• **Work instructions**:
Look through the entries and report how many lines include the word "Persons". Give the number alone.
--*--
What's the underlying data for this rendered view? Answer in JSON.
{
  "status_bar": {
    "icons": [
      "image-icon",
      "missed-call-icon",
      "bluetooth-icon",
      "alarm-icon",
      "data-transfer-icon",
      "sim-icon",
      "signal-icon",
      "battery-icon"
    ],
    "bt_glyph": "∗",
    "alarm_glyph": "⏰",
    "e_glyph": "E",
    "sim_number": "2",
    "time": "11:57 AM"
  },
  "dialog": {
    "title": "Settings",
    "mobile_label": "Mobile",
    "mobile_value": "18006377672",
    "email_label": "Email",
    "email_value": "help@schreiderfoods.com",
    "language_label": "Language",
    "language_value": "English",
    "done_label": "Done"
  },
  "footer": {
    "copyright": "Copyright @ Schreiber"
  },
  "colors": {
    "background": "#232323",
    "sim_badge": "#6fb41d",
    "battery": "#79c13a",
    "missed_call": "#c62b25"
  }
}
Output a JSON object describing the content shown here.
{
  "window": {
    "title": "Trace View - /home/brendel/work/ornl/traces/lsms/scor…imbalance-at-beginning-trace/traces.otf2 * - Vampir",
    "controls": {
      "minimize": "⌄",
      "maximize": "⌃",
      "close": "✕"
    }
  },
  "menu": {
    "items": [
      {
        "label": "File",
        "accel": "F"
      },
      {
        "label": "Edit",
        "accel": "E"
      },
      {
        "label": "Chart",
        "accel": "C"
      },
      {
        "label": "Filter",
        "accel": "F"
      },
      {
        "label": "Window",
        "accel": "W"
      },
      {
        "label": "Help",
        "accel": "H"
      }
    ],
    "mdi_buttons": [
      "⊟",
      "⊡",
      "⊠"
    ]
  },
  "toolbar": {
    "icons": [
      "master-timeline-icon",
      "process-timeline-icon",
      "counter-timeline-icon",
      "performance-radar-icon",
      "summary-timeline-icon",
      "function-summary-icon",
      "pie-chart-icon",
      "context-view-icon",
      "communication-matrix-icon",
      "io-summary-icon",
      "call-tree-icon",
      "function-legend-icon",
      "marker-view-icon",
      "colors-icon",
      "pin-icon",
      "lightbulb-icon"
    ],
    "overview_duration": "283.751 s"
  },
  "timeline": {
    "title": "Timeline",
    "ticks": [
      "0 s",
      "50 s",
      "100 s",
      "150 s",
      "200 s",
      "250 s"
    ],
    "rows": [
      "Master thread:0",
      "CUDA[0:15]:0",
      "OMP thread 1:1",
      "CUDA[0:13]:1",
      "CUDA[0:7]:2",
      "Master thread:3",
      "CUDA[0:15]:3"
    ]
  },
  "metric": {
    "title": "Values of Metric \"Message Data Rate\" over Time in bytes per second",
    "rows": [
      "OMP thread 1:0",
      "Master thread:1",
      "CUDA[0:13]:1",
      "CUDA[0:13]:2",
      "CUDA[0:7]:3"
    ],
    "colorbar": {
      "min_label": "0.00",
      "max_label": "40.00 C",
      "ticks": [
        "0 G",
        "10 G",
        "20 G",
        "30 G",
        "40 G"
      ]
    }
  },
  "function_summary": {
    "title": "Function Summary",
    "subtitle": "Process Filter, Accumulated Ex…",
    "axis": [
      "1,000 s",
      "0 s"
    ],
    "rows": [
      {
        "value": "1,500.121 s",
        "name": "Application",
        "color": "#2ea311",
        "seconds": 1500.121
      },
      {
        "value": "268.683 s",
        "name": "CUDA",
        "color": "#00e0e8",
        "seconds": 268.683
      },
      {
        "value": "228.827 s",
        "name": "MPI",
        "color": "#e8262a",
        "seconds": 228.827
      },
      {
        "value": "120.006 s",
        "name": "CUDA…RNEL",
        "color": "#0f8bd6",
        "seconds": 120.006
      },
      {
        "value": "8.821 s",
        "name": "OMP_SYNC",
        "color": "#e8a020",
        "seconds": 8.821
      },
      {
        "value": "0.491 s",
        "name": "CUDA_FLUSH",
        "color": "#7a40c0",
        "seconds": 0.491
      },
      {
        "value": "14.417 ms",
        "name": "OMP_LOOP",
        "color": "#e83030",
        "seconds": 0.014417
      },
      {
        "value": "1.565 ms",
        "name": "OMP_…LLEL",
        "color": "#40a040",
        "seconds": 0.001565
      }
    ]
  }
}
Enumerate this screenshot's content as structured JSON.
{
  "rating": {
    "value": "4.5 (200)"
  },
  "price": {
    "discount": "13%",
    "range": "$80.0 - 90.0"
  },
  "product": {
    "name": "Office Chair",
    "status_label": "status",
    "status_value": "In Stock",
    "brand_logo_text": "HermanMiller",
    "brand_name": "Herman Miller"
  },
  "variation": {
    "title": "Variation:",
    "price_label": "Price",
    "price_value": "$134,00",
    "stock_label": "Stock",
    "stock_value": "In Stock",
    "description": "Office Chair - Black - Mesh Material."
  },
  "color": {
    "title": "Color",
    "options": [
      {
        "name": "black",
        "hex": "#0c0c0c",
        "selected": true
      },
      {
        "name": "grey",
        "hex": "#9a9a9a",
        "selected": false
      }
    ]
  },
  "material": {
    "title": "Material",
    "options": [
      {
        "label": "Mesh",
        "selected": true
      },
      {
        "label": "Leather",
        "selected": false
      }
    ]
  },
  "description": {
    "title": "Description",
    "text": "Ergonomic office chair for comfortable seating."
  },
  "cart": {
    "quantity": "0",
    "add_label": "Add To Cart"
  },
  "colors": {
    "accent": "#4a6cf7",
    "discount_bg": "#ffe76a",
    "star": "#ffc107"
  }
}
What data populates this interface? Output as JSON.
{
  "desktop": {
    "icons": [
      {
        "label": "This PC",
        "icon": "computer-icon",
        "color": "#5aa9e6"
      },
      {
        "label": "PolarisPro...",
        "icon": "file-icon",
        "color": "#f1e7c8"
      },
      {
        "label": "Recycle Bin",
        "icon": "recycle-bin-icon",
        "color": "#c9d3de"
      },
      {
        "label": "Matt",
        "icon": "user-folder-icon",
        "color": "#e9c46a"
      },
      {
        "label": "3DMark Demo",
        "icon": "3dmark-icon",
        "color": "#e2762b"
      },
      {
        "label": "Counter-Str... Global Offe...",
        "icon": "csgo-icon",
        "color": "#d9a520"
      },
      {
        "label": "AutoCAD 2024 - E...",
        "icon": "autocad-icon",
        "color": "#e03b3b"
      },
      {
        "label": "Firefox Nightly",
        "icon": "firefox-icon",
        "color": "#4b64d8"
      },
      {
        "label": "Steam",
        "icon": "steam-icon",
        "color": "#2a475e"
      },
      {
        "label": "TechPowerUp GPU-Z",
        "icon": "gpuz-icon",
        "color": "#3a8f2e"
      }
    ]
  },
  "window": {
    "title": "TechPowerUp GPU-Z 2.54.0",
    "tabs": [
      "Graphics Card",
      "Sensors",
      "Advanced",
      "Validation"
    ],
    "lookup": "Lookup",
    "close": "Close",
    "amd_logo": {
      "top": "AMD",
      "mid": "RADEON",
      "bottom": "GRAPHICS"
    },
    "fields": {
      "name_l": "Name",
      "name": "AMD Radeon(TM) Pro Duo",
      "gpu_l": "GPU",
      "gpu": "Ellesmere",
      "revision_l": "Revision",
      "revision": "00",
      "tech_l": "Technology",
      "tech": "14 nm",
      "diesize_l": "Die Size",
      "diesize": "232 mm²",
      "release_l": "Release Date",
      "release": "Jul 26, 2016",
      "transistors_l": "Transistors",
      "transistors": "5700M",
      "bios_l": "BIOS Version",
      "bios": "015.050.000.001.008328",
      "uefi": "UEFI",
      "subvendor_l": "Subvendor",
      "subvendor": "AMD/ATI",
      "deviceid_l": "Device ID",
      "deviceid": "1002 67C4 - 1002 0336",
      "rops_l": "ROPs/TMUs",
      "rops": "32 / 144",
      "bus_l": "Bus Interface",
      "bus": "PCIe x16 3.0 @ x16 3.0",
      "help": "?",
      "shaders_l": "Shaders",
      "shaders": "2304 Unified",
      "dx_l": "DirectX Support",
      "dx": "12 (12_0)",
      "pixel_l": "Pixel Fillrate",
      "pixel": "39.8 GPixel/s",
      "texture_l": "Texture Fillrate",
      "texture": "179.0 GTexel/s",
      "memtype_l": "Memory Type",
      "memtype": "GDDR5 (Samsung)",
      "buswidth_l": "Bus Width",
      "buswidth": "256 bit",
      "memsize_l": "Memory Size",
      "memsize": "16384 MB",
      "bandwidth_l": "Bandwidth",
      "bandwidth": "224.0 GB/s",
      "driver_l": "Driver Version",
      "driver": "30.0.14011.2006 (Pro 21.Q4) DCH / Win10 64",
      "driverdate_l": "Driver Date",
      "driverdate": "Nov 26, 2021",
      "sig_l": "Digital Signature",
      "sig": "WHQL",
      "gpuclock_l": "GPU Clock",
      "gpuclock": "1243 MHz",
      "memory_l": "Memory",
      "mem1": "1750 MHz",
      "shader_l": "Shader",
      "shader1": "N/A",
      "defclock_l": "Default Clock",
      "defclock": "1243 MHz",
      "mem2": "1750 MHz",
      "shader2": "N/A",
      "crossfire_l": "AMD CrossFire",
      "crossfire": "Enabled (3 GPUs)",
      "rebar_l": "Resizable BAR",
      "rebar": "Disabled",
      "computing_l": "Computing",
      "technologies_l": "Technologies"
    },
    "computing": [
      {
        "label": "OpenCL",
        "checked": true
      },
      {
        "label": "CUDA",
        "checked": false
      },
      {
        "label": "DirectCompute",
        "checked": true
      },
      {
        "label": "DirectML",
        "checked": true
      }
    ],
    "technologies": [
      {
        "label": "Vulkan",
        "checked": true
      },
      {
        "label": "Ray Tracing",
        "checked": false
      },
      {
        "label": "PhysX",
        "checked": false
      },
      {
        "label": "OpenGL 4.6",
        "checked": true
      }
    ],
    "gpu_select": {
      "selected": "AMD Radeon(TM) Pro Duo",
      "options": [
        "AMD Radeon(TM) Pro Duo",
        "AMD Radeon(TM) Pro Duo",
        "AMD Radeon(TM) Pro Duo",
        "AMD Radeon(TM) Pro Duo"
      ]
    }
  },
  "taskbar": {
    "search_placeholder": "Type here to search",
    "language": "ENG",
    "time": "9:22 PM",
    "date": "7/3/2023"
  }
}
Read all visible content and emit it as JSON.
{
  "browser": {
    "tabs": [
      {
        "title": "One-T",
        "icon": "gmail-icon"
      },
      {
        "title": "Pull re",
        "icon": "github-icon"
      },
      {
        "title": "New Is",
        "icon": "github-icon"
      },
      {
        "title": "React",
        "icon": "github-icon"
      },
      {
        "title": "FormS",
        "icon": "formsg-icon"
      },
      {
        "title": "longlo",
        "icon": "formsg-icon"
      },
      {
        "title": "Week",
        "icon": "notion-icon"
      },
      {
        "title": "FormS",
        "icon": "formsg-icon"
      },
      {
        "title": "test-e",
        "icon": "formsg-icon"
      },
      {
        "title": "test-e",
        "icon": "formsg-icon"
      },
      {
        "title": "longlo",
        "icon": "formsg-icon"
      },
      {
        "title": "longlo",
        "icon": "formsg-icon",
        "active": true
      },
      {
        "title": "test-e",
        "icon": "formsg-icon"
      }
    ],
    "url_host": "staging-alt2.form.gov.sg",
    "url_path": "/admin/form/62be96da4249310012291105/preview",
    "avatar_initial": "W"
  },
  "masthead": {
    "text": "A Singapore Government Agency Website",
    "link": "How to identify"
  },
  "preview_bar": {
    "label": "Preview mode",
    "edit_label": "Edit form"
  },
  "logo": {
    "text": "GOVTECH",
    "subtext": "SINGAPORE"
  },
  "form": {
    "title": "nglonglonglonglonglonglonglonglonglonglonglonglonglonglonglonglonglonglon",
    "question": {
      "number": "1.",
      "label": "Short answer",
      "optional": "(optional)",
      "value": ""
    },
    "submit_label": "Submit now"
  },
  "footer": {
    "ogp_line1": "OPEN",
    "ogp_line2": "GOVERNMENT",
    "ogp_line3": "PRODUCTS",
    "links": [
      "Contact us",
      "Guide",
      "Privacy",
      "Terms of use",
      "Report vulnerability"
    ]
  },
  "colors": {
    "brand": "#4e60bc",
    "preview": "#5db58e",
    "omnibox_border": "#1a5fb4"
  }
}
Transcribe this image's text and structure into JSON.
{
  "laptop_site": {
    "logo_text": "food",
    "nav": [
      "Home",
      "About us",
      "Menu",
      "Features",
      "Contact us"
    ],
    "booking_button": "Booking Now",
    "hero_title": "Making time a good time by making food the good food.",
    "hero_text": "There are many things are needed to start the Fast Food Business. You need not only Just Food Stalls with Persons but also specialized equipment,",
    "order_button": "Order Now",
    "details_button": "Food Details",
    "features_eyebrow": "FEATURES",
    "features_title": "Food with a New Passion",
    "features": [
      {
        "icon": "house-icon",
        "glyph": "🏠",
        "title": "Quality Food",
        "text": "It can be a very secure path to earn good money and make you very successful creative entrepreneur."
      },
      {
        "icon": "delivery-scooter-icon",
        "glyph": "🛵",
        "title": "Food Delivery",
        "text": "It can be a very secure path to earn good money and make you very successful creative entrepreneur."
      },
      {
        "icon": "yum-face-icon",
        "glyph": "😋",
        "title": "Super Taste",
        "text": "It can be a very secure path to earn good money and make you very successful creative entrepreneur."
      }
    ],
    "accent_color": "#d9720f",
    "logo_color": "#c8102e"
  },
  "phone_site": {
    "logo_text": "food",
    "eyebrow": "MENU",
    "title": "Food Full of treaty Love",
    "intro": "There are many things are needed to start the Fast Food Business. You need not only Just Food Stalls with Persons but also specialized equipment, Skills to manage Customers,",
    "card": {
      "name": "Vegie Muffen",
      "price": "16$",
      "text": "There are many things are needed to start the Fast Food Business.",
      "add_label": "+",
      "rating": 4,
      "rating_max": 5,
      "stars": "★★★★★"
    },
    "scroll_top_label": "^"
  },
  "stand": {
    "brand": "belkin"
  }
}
--*--
• **Answer to the problem**:
2